- _WHAT IS ASKED_
Make an exact copy of the records, with the images left out.

Dataset entries on figures
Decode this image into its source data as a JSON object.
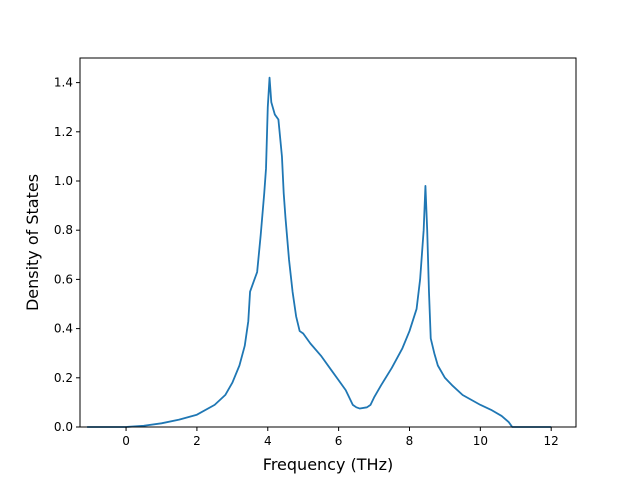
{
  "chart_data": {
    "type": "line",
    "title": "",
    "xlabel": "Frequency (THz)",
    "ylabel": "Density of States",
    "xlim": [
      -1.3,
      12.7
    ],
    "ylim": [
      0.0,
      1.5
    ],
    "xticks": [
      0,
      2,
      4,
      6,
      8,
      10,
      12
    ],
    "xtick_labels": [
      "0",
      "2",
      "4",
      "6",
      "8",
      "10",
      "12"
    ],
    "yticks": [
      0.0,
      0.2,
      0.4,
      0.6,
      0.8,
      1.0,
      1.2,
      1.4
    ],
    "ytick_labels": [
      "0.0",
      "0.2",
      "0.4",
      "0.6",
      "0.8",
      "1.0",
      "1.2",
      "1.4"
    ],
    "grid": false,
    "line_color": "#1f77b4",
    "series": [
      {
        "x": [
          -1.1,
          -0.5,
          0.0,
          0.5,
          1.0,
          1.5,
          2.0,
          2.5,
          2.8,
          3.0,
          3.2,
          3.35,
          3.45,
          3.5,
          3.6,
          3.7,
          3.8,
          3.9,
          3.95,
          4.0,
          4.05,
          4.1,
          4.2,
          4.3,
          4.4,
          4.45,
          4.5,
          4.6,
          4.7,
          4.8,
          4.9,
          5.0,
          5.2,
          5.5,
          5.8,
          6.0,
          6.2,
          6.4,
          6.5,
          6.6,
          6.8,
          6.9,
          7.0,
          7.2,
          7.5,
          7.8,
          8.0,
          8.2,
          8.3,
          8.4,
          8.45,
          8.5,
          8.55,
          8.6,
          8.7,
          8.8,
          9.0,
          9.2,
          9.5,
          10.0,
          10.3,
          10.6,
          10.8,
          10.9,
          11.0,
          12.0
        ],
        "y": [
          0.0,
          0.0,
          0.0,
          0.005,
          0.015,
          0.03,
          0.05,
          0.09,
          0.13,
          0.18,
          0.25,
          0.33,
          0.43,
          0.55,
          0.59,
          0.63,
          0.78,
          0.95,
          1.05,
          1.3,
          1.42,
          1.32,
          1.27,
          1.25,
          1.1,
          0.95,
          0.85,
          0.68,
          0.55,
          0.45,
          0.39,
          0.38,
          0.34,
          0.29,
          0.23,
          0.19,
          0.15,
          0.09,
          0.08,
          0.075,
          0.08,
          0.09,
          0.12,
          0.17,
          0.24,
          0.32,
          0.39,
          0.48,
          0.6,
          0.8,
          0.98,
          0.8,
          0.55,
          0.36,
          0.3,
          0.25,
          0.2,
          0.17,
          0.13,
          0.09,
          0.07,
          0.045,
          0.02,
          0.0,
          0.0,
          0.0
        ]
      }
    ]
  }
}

- _EXERCISE ANSWER_
Decode this image into its source data as a JSON object.
{
  "chart_data": {
    "type": "line",
    "title": "",
    "xlabel": "Frequency (THz)",
    "ylabel": "Density of States",
    "xlim": [
      -1.3,
      12.7
    ],
    "ylim": [
      0.0,
      1.5
    ],
    "xticks": [
      0,
      2,
      4,
      6,
      8,
      10,
      12
    ],
    "xtick_labels": [
      "0",
      "2",
      "4",
      "6",
      "8",
      "10",
      "12"
    ],
    "yticks": [
      0.0,
      0.2,
      0.4,
      0.6,
      0.8,
      1.0,
      1.2,
      1.4
    ],
    "ytick_labels": [
      "0.0",
      "0.2",
      "0.4",
      "0.6",
      "0.8",
      "1.0",
      "1.2",
      "1.4"
    ],
    "grid": false,
    "line_color": "#1f77b4",
    "series": [
      {
        "x": [
          -1.1,
          -0.5,
          0.0,
          0.5,
          1.0,
          1.5,
          2.0,
          2.5,
          2.8,
          3.0,
          3.2,
          3.35,
          3.45,
          3.5,
          3.6,
          3.7,
          3.8,
          3.9,
          3.95,
          4.0,
          4.05,
          4.1,
          4.2,
          4.3,
          4.4,
          4.45,
          4.5,
          4.6,
          4.7,
          4.8,
          4.9,
          5.0,
          5.2,
          5.5,
          5.8,
          6.0,
          6.2,
          6.4,
          6.5,
          6.6,
          6.8,
          6.9,
          7.0,
          7.2,
          7.5,
          7.8,
          8.0,
          8.2,
          8.3,
          8.4,
          8.45,
          8.5,
          8.55,
          8.6,
          8.7,
          8.8,
          9.0,
          9.2,
          9.5,
          10.0,
          10.3,
          10.6,
          10.8,
          10.9,
          11.0,
          12.0
        ],
        "y": [
          0.0,
          0.0,
          0.0,
          0.005,
          0.015,
          0.03,
          0.05,
          0.09,
          0.13,
          0.18,
          0.25,
          0.33,
          0.43,
          0.55,
          0.59,
          0.63,
          0.78,
          0.95,
          1.05,
          1.3,
          1.42,
          1.32,
          1.27,
          1.25,
          1.1,
          0.95,
          0.85,
          0.68,
          0.55,
          0.45,
          0.39,
          0.38,
          0.34,
          0.29,
          0.23,
          0.19,
          0.15,
          0.09,
          0.08,
          0.075,
          0.08,
          0.09,
          0.12,
          0.17,
          0.24,
          0.32,
          0.39,
          0.48,
          0.6,
          0.8,
          0.98,
          0.8,
          0.55,
          0.36,
          0.3,
          0.25,
          0.2,
          0.17,
          0.13,
          0.09,
          0.07,
          0.045,
          0.02,
          0.0,
          0.0,
          0.0
        ]
      }
    ]
  }
}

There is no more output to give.